_GIVEN INSTRUCTION_: Return every entry exactly as written.

***** GIVEN INFORMATION

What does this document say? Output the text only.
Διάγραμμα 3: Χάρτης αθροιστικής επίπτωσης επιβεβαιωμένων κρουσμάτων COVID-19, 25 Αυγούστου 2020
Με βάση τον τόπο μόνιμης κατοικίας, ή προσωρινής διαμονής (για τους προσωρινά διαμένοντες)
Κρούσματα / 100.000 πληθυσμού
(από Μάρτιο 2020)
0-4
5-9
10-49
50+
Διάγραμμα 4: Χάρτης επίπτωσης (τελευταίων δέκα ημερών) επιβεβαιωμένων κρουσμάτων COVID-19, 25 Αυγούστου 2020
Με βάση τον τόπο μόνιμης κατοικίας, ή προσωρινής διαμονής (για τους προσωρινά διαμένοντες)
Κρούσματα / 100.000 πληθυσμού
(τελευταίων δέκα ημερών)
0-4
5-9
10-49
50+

**********

_SOLUTION FOR THIS PROBLEM_:
What does this document say? Output the text only.
Διάγραμμα 3: Χάρτης αθροιστικής επίπτωσης επιβεβαιωμένων κρουσμάτων COVID-19, 25 Αυγούστου 2020
Με βάση τον τόπο μόνιμης κατοικίας, ή προσωρινής διαμονής (για τους προσωρινά διαμένοντες)
Κρούσματα / 100.000 πληθυσμού
(από Μάρτιο 2020)
0-4
5-9
10-49
50+
Διάγραμμα 4: Χάρτης επίπτωσης (τελευταίων δέκα ημερών) επιβεβαιωμένων κρουσμάτων COVID-19, 25 Αυγούστου 2020
Με βάση τον τόπο μόνιμης κατοικίας, ή προσωρινής διαμονής (για τους προσωρινά διαμένοντες)
Κρούσματα / 100.000 πληθυσμού
(τελευταίων δέκα ημερών)
0-4
5-9
10-49
50+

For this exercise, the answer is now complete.